• [Goal]:
Across the material below, how many lines contain the word "applicable"? Give only the number.

[Data entries]
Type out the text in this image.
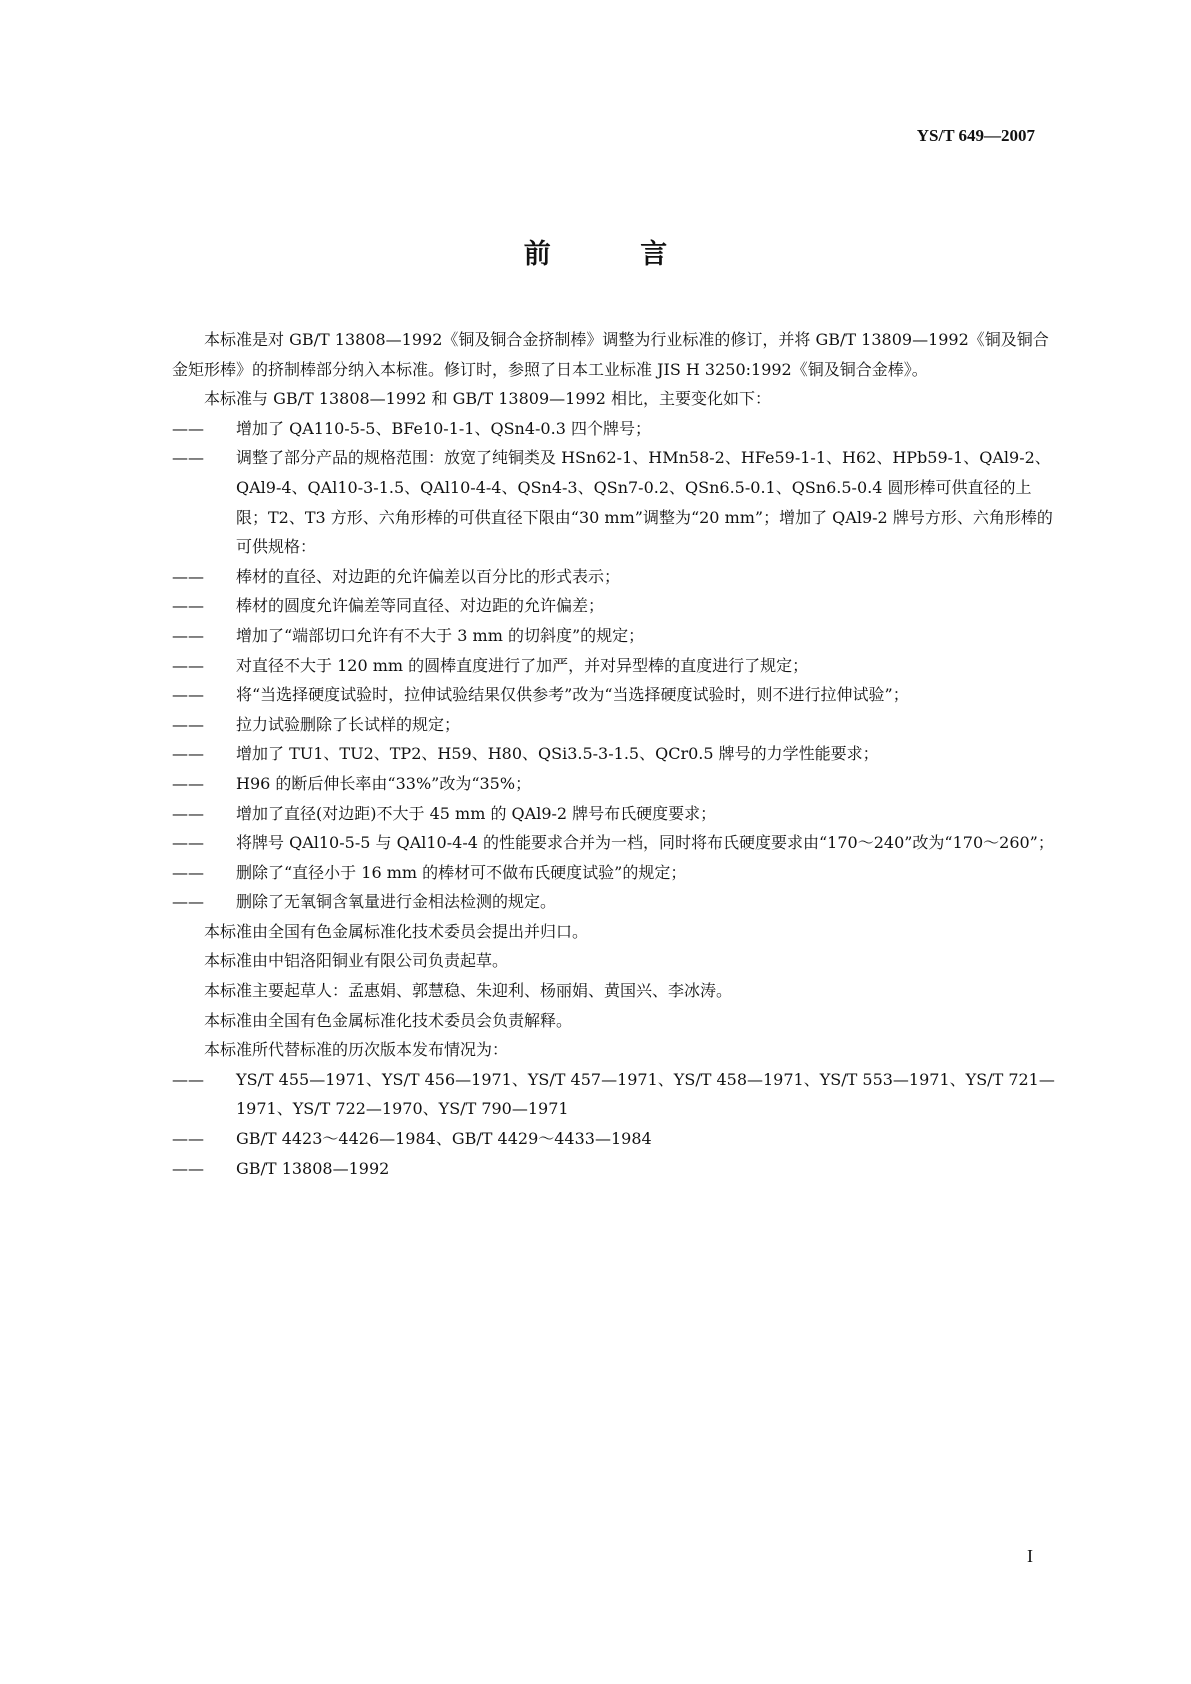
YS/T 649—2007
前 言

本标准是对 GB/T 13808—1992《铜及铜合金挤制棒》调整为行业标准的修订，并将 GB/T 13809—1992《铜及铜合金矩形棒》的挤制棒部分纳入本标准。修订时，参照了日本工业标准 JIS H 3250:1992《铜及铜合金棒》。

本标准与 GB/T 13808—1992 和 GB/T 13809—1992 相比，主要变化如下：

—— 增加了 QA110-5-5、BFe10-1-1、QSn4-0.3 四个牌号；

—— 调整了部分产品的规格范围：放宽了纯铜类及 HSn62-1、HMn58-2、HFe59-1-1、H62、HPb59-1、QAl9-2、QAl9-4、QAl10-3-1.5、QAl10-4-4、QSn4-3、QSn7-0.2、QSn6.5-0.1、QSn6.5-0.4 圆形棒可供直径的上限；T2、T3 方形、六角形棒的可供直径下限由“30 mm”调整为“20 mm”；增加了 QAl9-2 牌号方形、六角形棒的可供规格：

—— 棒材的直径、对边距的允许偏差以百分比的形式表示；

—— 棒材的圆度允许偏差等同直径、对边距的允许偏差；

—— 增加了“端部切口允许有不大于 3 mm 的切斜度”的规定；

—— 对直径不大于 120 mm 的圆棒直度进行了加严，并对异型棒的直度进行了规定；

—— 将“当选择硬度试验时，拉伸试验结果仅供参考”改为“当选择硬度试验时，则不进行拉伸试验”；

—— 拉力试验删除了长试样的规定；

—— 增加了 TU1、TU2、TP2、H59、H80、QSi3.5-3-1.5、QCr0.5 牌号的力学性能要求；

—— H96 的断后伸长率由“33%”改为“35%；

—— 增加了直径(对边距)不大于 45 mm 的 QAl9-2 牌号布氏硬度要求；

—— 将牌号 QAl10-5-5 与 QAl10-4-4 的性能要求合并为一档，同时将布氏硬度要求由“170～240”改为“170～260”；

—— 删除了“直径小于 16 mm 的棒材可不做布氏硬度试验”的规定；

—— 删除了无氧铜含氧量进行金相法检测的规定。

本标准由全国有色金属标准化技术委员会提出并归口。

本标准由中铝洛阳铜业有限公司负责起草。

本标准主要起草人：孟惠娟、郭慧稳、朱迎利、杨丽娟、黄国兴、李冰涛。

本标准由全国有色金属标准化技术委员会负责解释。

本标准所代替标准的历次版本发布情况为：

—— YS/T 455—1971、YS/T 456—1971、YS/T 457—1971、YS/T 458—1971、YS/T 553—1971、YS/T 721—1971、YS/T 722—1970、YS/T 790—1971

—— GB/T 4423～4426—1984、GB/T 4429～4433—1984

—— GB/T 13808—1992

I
--
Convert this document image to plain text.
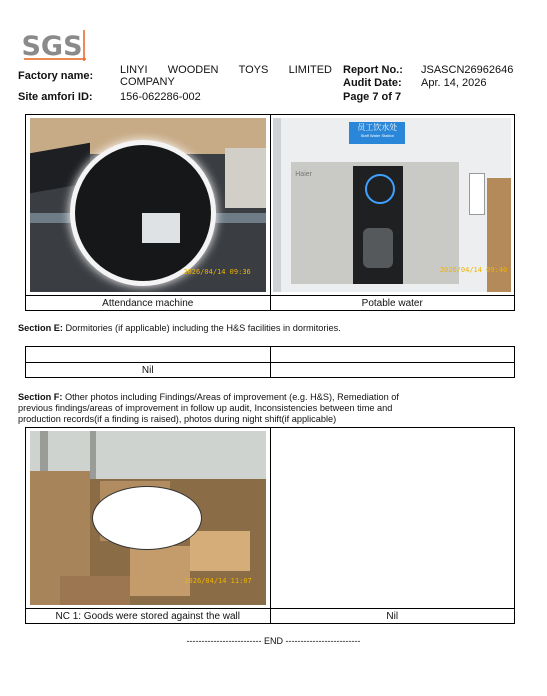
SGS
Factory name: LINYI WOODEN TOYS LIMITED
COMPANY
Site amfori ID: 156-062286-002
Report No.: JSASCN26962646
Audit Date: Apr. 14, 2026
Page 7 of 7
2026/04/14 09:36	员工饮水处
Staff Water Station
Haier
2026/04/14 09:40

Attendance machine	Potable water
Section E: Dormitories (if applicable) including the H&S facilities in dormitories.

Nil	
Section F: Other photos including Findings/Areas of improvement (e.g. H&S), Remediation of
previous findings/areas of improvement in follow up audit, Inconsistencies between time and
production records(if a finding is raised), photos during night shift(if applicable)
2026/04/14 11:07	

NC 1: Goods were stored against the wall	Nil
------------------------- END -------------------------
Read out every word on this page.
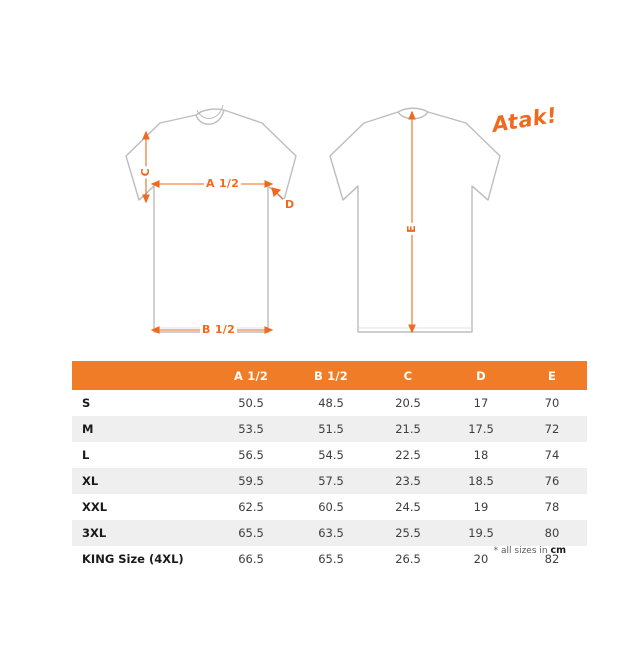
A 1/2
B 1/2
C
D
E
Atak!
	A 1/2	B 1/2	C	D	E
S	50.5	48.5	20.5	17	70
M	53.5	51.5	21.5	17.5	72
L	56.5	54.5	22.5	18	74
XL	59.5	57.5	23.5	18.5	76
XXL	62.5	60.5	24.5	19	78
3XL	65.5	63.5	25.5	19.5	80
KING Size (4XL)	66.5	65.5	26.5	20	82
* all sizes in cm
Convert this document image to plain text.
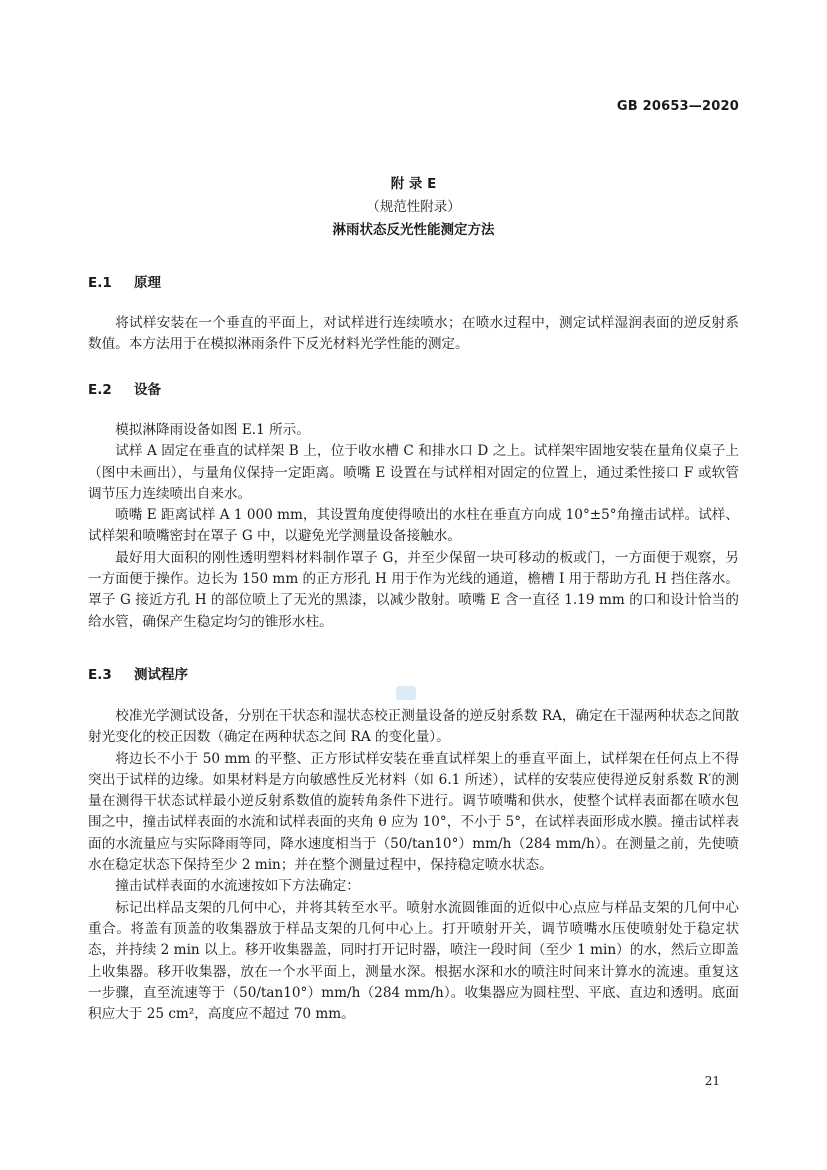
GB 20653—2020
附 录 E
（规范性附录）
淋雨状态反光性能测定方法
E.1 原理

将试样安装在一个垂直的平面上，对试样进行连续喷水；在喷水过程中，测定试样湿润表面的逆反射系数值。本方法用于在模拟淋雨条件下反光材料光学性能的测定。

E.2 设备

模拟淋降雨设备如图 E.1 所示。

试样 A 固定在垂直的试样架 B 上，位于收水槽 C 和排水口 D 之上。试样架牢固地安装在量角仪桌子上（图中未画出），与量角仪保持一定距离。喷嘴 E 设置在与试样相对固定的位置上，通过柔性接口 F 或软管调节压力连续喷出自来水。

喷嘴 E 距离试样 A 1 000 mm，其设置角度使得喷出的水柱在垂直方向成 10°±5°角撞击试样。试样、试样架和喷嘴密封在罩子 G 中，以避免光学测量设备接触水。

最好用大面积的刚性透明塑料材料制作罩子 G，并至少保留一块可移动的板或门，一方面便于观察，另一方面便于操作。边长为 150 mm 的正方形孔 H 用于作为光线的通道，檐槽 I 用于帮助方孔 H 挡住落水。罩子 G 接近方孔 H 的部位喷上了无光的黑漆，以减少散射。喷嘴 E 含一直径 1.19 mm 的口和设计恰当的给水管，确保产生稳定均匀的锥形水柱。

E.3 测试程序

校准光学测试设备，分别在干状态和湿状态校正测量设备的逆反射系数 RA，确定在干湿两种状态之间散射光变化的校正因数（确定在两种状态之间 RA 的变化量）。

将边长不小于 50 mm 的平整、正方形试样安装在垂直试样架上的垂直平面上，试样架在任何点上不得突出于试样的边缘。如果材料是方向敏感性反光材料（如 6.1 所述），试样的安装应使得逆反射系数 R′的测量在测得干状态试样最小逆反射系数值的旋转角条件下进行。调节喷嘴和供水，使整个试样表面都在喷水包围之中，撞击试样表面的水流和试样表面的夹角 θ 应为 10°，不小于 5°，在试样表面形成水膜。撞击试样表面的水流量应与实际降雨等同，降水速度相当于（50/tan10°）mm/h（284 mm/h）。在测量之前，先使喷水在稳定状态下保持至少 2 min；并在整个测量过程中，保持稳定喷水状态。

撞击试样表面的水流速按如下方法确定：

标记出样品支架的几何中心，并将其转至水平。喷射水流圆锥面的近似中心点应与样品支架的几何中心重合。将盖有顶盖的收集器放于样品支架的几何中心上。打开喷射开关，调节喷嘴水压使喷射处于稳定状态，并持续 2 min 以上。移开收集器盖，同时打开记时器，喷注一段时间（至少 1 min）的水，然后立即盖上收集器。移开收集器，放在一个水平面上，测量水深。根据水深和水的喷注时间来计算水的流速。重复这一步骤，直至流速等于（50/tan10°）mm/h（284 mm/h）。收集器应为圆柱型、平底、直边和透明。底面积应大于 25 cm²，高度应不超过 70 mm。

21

• [Reply]:
2